BEGIN INPUT RECORDS
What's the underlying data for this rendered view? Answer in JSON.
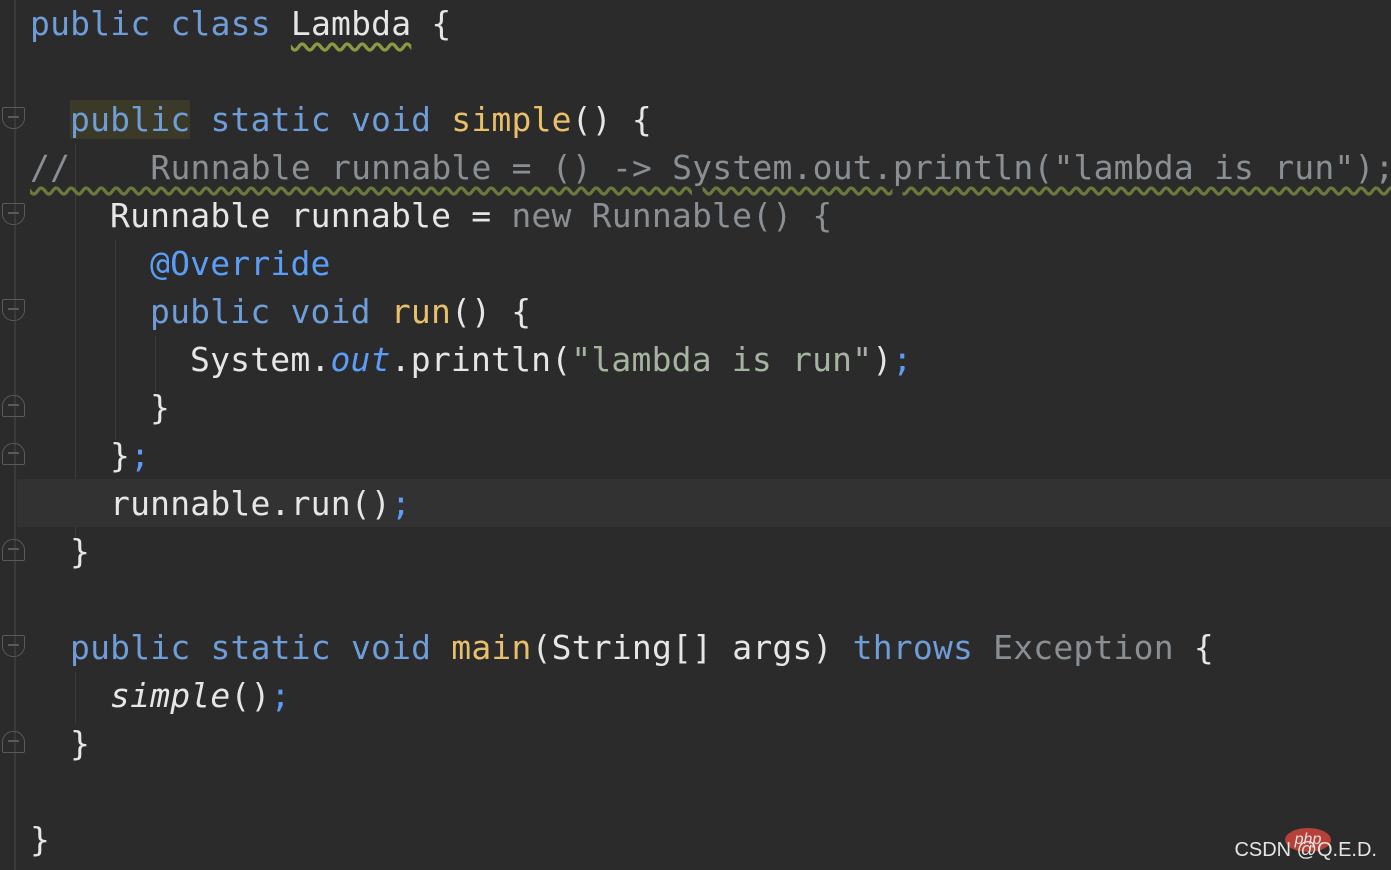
{
  "code": {
    "line1": {
      "kw": "public class ",
      "name": "Lambda",
      "brace": " {"
    },
    "line2": {
      "kw1": "public",
      "kw2": " static void ",
      "fn": "simple",
      "rest": "() {"
    },
    "line3": {
      "text": "//    Runnable runnable = () -> System.out.println(\"lambda is run\");"
    },
    "line4": {
      "a": "Runnable runnable = ",
      "b": "new Runnable",
      "c": "() {"
    },
    "line5": {
      "ann": "@Override"
    },
    "line6": {
      "kw": "public void ",
      "fn": "run",
      "rest": "() {"
    },
    "line7": {
      "a": "System.",
      "b": "out",
      "c": ".println(",
      "str": "\"lambda is run\"",
      "d": ")",
      "semi": ";"
    },
    "line8": {
      "text": "}"
    },
    "line9": {
      "text": "}",
      "semi": ";"
    },
    "line10": {
      "text": "runnable.run()",
      "semi": ";"
    },
    "line11": {
      "text": "}"
    },
    "line12": {
      "kw": "public static void ",
      "fn": "main",
      "a": "(String[] args) ",
      "kw2": "throws ",
      "dim": "Exception",
      "b": " {"
    },
    "line13": {
      "italic": "simple",
      "text": "()",
      "semi": ";"
    },
    "line14": {
      "text": "}"
    },
    "line15": {
      "text": "}"
    }
  },
  "watermark": {
    "logo": "php",
    "text": "CSDN @Q.E.D."
  }
}
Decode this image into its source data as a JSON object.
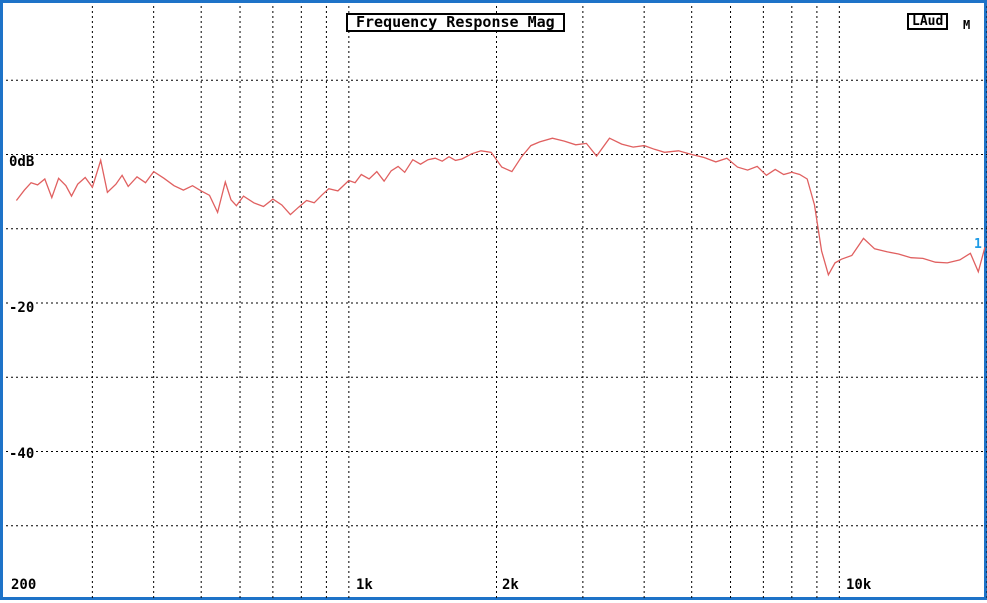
{
  "window": {
    "title": "Frequency Response Mag",
    "trace_label": "LAud",
    "trace_suffix": "M",
    "cursor_label": "1"
  },
  "colors": {
    "border": "#1e73c8",
    "grid": "#000000",
    "trace": "#e06060",
    "cursor": "#1e9be6"
  },
  "chart_data": {
    "type": "line",
    "title": "Frequency Response Mag",
    "xscale": "log",
    "xlim": [
      200,
      20000
    ],
    "ylim": [
      -60,
      20
    ],
    "x_tick_labels": [
      "200",
      "1k",
      "2k",
      "10k"
    ],
    "y_tick_labels": [
      "0dB",
      "-20",
      "-40"
    ],
    "grid": true,
    "series": [
      {
        "name": "LAud",
        "x": [
          210,
          218,
          225,
          232,
          240,
          248,
          256,
          265,
          272,
          280,
          290,
          300,
          312,
          322,
          335,
          345,
          355,
          370,
          385,
          400,
          420,
          440,
          460,
          480,
          500,
          520,
          540,
          560,
          575,
          590,
          610,
          640,
          670,
          700,
          730,
          760,
          790,
          820,
          850,
          880,
          910,
          950,
          1000,
          1030,
          1060,
          1100,
          1140,
          1180,
          1220,
          1260,
          1300,
          1350,
          1400,
          1450,
          1500,
          1550,
          1600,
          1650,
          1700,
          1780,
          1860,
          1950,
          2050,
          2150,
          2250,
          2350,
          2450,
          2600,
          2750,
          2900,
          3050,
          3200,
          3400,
          3600,
          3800,
          4000,
          4200,
          4400,
          4700,
          5000,
          5300,
          5600,
          5900,
          6200,
          6500,
          6800,
          7100,
          7400,
          7700,
          8000,
          8300,
          8600,
          8900,
          9200,
          9500,
          9800,
          10100,
          10600,
          11200,
          11800,
          12500,
          13200,
          14000,
          14800,
          15700,
          16600,
          17600,
          18500,
          19200,
          19800
        ],
        "y": [
          -6.2,
          -4.8,
          -3.8,
          -4.1,
          -3.3,
          -5.8,
          -3.2,
          -4.2,
          -5.6,
          -4.0,
          -3.1,
          -4.4,
          -0.8,
          -5.1,
          -4.0,
          -2.8,
          -4.3,
          -3.0,
          -3.8,
          -2.3,
          -3.2,
          -4.2,
          -4.8,
          -4.2,
          -4.9,
          -5.5,
          -7.8,
          -3.7,
          -6.1,
          -6.9,
          -5.6,
          -6.5,
          -7.0,
          -6.0,
          -6.8,
          -8.1,
          -7.1,
          -6.2,
          -6.5,
          -5.5,
          -4.6,
          -4.9,
          -3.5,
          -3.8,
          -2.7,
          -3.3,
          -2.3,
          -3.6,
          -2.2,
          -1.6,
          -2.4,
          -0.7,
          -1.3,
          -0.7,
          -0.5,
          -0.9,
          -0.3,
          -0.8,
          -0.6,
          0.1,
          0.5,
          0.3,
          -1.7,
          -2.3,
          -0.3,
          1.2,
          1.7,
          2.2,
          1.8,
          1.3,
          1.5,
          -0.2,
          2.2,
          1.4,
          1.0,
          1.2,
          0.7,
          0.3,
          0.5,
          0.0,
          -0.4,
          -1.0,
          -0.5,
          -1.7,
          -2.1,
          -1.6,
          -2.8,
          -2.0,
          -2.7,
          -2.4,
          -2.7,
          -3.3,
          -6.8,
          -13.0,
          -16.2,
          -14.6,
          -14.1,
          -13.6,
          -11.3,
          -12.7,
          -13.1,
          -13.4,
          -13.9,
          -14.0,
          -14.5,
          -14.6,
          -14.2,
          -13.3,
          -15.8,
          -12.5
        ]
      }
    ]
  }
}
END INPUT RECORDS
[TASK BRIEF]:
Reproduce each line word for word and drop the pictures.

[FINISHED TASK]:
What's the underlying data for this rendered view? Answer in JSON.
{
  "code": {
    "line1": {
      "kw": "public class ",
      "name": "Lambda",
      "brace": " {"
    },
    "line2": {
      "kw1": "public",
      "kw2": " static void ",
      "fn": "simple",
      "rest": "() {"
    },
    "line3": {
      "text": "//    Runnable runnable = () -> System.out.println(\"lambda is run\");"
    },
    "line4": {
      "a": "Runnable runnable = ",
      "b": "new Runnable",
      "c": "() {"
    },
    "line5": {
      "ann": "@Override"
    },
    "line6": {
      "kw": "public void ",
      "fn": "run",
      "rest": "() {"
    },
    "line7": {
      "a": "System.",
      "b": "out",
      "c": ".println(",
      "str": "\"lambda is run\"",
      "d": ")",
      "semi": ";"
    },
    "line8": {
      "text": "}"
    },
    "line9": {
      "text": "}",
      "semi": ";"
    },
    "line10": {
      "text": "runnable.run()",
      "semi": ";"
    },
    "line11": {
      "text": "}"
    },
    "line12": {
      "kw": "public static void ",
      "fn": "main",
      "a": "(String[] args) ",
      "kw2": "throws ",
      "dim": "Exception",
      "b": " {"
    },
    "line13": {
      "italic": "simple",
      "text": "()",
      "semi": ";"
    },
    "line14": {
      "text": "}"
    },
    "line15": {
      "text": "}"
    }
  },
  "watermark": {
    "logo": "php",
    "text": "CSDN @Q.E.D."
  }
}
Decode this image into its source data as a JSON object.
{
  "window": {
    "title": "Frequency Response Mag",
    "trace_label": "LAud",
    "trace_suffix": "M",
    "cursor_label": "1"
  },
  "colors": {
    "border": "#1e73c8",
    "grid": "#000000",
    "trace": "#e06060",
    "cursor": "#1e9be6"
  },
  "chart_data": {
    "type": "line",
    "title": "Frequency Response Mag",
    "xscale": "log",
    "xlim": [
      200,
      20000
    ],
    "ylim": [
      -60,
      20
    ],
    "x_tick_labels": [
      "200",
      "1k",
      "2k",
      "10k"
    ],
    "y_tick_labels": [
      "0dB",
      "-20",
      "-40"
    ],
    "grid": true,
    "series": [
      {
        "name": "LAud",
        "x": [
          210,
          218,
          225,
          232,
          240,
          248,
          256,
          265,
          272,
          280,
          290,
          300,
          312,
          322,
          335,
          345,
          355,
          370,
          385,
          400,
          420,
          440,
          460,
          480,
          500,
          520,
          540,
          560,
          575,
          590,
          610,
          640,
          670,
          700,
          730,
          760,
          790,
          820,
          850,
          880,
          910,
          950,
          1000,
          1030,
          1060,
          1100,
          1140,
          1180,
          1220,
          1260,
          1300,
          1350,
          1400,
          1450,
          1500,
          1550,
          1600,
          1650,
          1700,
          1780,
          1860,
          1950,
          2050,
          2150,
          2250,
          2350,
          2450,
          2600,
          2750,
          2900,
          3050,
          3200,
          3400,
          3600,
          3800,
          4000,
          4200,
          4400,
          4700,
          5000,
          5300,
          5600,
          5900,
          6200,
          6500,
          6800,
          7100,
          7400,
          7700,
          8000,
          8300,
          8600,
          8900,
          9200,
          9500,
          9800,
          10100,
          10600,
          11200,
          11800,
          12500,
          13200,
          14000,
          14800,
          15700,
          16600,
          17600,
          18500,
          19200,
          19800
        ],
        "y": [
          -6.2,
          -4.8,
          -3.8,
          -4.1,
          -3.3,
          -5.8,
          -3.2,
          -4.2,
          -5.6,
          -4.0,
          -3.1,
          -4.4,
          -0.8,
          -5.1,
          -4.0,
          -2.8,
          -4.3,
          -3.0,
          -3.8,
          -2.3,
          -3.2,
          -4.2,
          -4.8,
          -4.2,
          -4.9,
          -5.5,
          -7.8,
          -3.7,
          -6.1,
          -6.9,
          -5.6,
          -6.5,
          -7.0,
          -6.0,
          -6.8,
          -8.1,
          -7.1,
          -6.2,
          -6.5,
          -5.5,
          -4.6,
          -4.9,
          -3.5,
          -3.8,
          -2.7,
          -3.3,
          -2.3,
          -3.6,
          -2.2,
          -1.6,
          -2.4,
          -0.7,
          -1.3,
          -0.7,
          -0.5,
          -0.9,
          -0.3,
          -0.8,
          -0.6,
          0.1,
          0.5,
          0.3,
          -1.7,
          -2.3,
          -0.3,
          1.2,
          1.7,
          2.2,
          1.8,
          1.3,
          1.5,
          -0.2,
          2.2,
          1.4,
          1.0,
          1.2,
          0.7,
          0.3,
          0.5,
          0.0,
          -0.4,
          -1.0,
          -0.5,
          -1.7,
          -2.1,
          -1.6,
          -2.8,
          -2.0,
          -2.7,
          -2.4,
          -2.7,
          -3.3,
          -6.8,
          -13.0,
          -16.2,
          -14.6,
          -14.1,
          -13.6,
          -11.3,
          -12.7,
          -13.1,
          -13.4,
          -13.9,
          -14.0,
          -14.5,
          -14.6,
          -14.2,
          -13.3,
          -15.8,
          -12.5
        ]
      }
    ]
  }
}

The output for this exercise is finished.